Excerpt ::

Air quality alert: Hazardous rating for Central Tablelands

SMOKE HAZE: Hospitalisations have increased as residents choke through hazardous air quality. Photo: RENEE POWELL
SMOKE HAZE: Hospitalisations have increased as residents choke through hazardous air quality. Photo: RENEE POWELL

AIR quality in the Central Tablelands is more than double the prescribed 'hazardous' level and currently the worst in NSW.

At 7am on Thursday the numerical air quality rating for the region was 496 which ranks as 'hazardous' on the NSW Department of Planning, Industry and Environment (DPIE) website.

As almost 130 fires are burning across the state and plumes of smoke have been sweeping across the region for weeks.

The smoke has lead to an increase in emergency department presentations and hospitalisations, with NSW Ambulance confirming the service has been fielding an average of 70-100 calls a day statewide from people with respiratory issues.

Hospitals in the Western NSW Local Health District treated 70 people for respiratory issues on Monday and Tuesday this week.

At hazardous level, the DPIE advises that people with heart or lung disease, older adults, and children should avoid exercising outdoors.

Hospitals in the Western NSW Local Health District treated 70 people for respiratory issues on Monday and Tuesday this week.

"Everyone else should reduce prolonged or heavy exertion," the alert stated.

"If you have symptoms rest and use your reliever medicine. If symptoms persist, seek medical advice."

Meanwhile, there is a very high fire danger for the following council areas: Bathurst, Blayney, Cabonne, Cowra, Hilltops, Lithgow, Mid-Western, Oberon and Orange.

Extracted entries ::
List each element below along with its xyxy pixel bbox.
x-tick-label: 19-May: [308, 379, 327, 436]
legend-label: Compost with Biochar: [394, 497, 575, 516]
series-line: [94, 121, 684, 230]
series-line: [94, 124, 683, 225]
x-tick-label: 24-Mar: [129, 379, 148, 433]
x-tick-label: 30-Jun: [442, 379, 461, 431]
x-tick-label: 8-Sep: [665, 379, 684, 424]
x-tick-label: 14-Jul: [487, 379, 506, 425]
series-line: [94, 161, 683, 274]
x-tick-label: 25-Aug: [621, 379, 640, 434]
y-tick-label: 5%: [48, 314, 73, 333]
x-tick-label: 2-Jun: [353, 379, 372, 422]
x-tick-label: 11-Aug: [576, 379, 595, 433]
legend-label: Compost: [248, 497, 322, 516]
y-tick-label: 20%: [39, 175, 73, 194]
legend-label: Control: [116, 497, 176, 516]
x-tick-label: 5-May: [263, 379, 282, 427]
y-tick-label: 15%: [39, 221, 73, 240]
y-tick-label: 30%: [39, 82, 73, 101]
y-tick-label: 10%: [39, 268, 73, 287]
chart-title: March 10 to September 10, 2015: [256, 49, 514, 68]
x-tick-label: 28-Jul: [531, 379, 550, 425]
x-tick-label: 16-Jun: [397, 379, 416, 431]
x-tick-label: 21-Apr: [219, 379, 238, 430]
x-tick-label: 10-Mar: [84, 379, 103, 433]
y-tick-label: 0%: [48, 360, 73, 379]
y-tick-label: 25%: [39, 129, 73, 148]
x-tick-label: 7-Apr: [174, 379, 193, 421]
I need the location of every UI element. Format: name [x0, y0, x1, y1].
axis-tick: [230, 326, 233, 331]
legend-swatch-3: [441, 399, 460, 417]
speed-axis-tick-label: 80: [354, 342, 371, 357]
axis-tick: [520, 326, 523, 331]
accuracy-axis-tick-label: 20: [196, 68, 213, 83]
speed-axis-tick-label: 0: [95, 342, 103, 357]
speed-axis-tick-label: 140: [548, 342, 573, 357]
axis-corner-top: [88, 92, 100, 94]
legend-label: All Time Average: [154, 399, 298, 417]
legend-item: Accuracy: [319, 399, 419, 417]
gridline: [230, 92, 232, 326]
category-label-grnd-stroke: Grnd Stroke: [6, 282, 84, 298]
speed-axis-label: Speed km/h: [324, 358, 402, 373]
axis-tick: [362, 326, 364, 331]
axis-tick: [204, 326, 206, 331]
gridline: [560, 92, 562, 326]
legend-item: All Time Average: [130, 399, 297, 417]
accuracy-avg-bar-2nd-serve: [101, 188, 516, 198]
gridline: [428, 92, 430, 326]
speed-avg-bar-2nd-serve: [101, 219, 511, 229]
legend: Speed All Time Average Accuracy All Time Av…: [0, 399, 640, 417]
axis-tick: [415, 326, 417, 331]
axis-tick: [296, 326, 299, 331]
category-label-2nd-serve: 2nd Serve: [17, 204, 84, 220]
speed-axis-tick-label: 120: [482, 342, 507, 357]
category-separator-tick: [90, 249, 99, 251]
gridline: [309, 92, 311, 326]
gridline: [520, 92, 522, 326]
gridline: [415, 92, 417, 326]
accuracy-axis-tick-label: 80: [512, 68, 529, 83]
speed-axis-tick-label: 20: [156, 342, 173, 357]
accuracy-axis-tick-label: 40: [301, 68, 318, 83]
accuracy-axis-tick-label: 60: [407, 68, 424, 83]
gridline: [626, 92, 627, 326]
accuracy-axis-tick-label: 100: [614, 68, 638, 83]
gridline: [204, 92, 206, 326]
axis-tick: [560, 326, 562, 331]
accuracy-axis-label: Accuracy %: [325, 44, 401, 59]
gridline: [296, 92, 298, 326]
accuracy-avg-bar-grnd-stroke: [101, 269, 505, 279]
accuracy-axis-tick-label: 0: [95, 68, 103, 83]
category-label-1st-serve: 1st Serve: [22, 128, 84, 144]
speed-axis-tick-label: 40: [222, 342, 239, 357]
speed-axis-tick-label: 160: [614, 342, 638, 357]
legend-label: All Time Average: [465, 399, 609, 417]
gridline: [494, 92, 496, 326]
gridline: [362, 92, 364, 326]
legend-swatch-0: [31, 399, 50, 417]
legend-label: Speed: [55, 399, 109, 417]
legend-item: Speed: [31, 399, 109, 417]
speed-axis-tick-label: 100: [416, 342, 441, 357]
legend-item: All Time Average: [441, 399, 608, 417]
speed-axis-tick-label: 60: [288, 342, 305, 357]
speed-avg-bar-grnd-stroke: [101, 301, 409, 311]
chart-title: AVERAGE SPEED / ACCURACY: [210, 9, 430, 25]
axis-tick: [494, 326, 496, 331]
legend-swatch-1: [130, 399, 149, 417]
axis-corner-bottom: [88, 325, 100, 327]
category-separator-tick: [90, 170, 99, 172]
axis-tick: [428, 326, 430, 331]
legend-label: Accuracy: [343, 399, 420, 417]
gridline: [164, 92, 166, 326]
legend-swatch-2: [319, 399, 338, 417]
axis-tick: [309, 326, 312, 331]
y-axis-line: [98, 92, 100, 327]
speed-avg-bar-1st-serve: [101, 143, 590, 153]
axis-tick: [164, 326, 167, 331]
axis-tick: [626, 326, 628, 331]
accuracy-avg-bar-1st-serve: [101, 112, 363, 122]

Questions to answer ::
**1.** Reproduce the air quality article from the words "At 7am on Thursday" through "with respiratory issues.", swapping "plumes of smoke" for "clouds of smoke".
**2.** Continue the article on the Central Tablelands air quality alert, picking up after its final sentence.

Answers to each task ::
**1.**
At 7am on Thursday the numerical air quality rating for the region was 496 which ranks as 'hazardous' on the NSW Department of Planning, Industry and Environment (DPIE) website.

As almost 130 fires are burning across the state and clouds of smoke have been sweeping across the region for weeks.

The smoke has lead to an increase in emergency department presentations and hospitalisations, with NSW Ambulance confirming the service has been fielding an average of 70-100 calls a day statewide from people with respiratory issues.

**2.**
In Dubbo, Forbes, Parkes and Narromine the fire danger is listed as high.

A community meeting will be held on Thursday evening to discuss the ongoing Gospers Mountain bushfire situation.

POOR VISION: Smoke has blanketed Mount Panorama on Wednesday and air quality is at hazardous levels. Photo: DARREN FURNISS

POOR VISION: Smoke has blanketed Mount Panorama on Wednesday and air quality is at hazardous levels. Photo: DARREN FURNISS

Meanwhile the out-of-control Green Wattle Creek bushfire, continues to burn within 3.5 kilometres of Oberon Correctional Centre with inmates and staff already evacuated.

Stay up-to-date with fires in your area at Fires Near Me.

If you see an unattended fire call triple-0 immediately.

Exposure and health effects

NSW Health say the most common symptoms experienced during a dust storm are irritation to the eyes and upper airways. People who may be more vulnerable than others are:

  • infants, children and adolescents
  • the elderly
  • people with respiratory conditions, such as asthma, bronchitis and emphysema
  • people with heart disease
  • people with diabetes.

Health precautions

The following precautions can help you protect yourself and minimise the adverse effects of a dust storm:

  • Avoid outdoor activity. If you must go outside, spend as little time outside as possible.
  • Cover your nose and mouth with a mask or damp cloth to reduce exposure to dust particles. A P2 or P3 mask, available from hardware stores, should block even the finest particles if fitted correctly over the nose and mouth.
  • Avoid vigorous exercise, especially if you have asthma, diabetes or a breathing-related condition.
  • Stay indoors, with windows and doors closed.
  • Stay in air-conditioned premises, if possible.

For emergency medical assistance call triple-0.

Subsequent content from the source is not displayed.